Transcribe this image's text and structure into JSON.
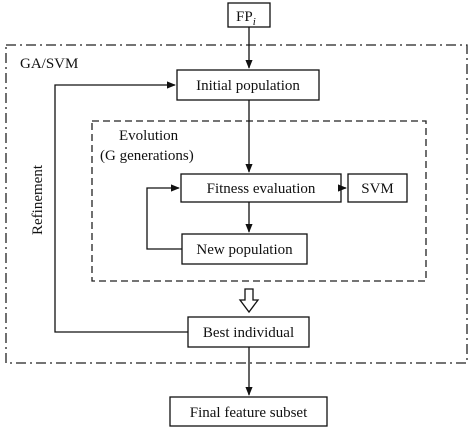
{
  "diagram": {
    "input_node": {
      "label": "FP",
      "subscript": "i"
    },
    "outer_region": {
      "label": "GA/SVM"
    },
    "inner_region": {
      "label_line1": "Evolution",
      "label_line2": "(G generations)"
    },
    "nodes": {
      "initial_population": "Initial population",
      "fitness_evaluation": "Fitness evaluation",
      "svm": "SVM",
      "new_population": "New population",
      "best_individual": "Best individual",
      "final_feature_subset": "Final feature subset"
    },
    "loop_label": "Refinement"
  }
}
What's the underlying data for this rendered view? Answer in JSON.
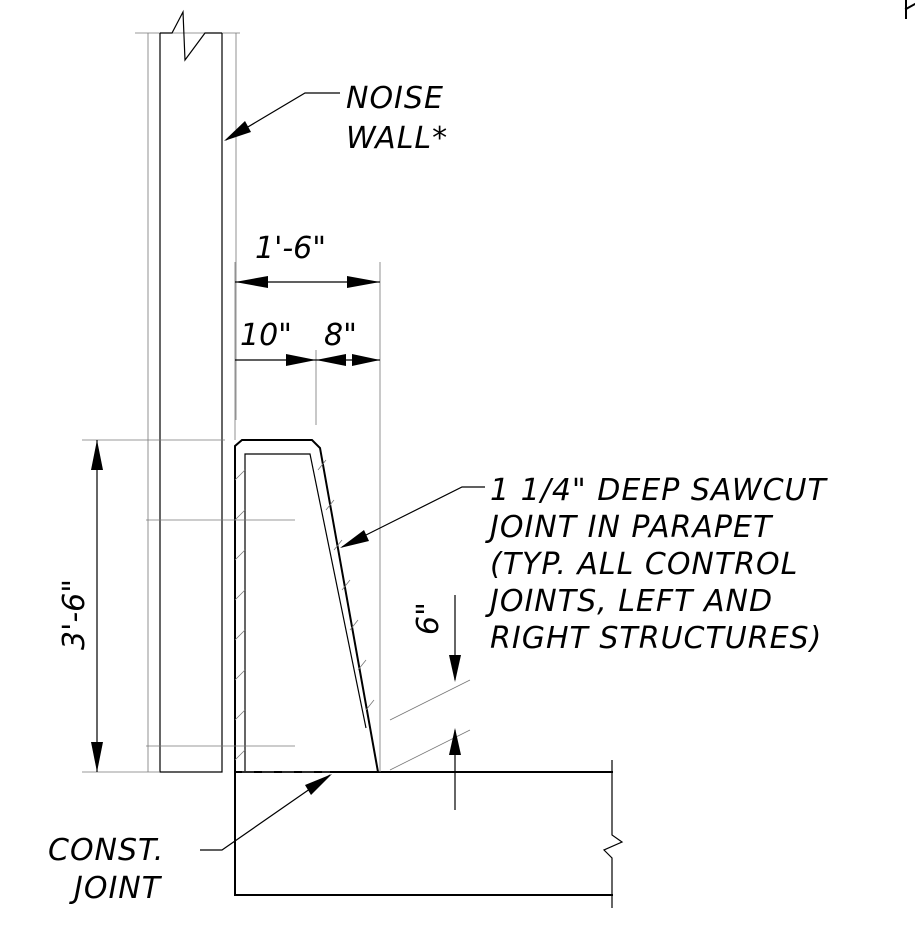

####################

Copy every record above exactly as written, but leave out the pictures.

Output:
Transcribe this image's text and structure into JSON.
{
  "diagram": {
    "input_node": {
      "label": "FP",
      "subscript": "i"
    },
    "outer_region": {
      "label": "GA/SVM"
    },
    "inner_region": {
      "label_line1": "Evolution",
      "label_line2": "(G generations)"
    },
    "nodes": {
      "initial_population": "Initial population",
      "fitness_evaluation": "Fitness evaluation",
      "svm": "SVM",
      "new_population": "New population",
      "best_individual": "Best individual",
      "final_feature_subset": "Final feature subset"
    },
    "loop_label": "Refinement"
  }
}
What's the underlying data for this rendered view? Answer in JSON.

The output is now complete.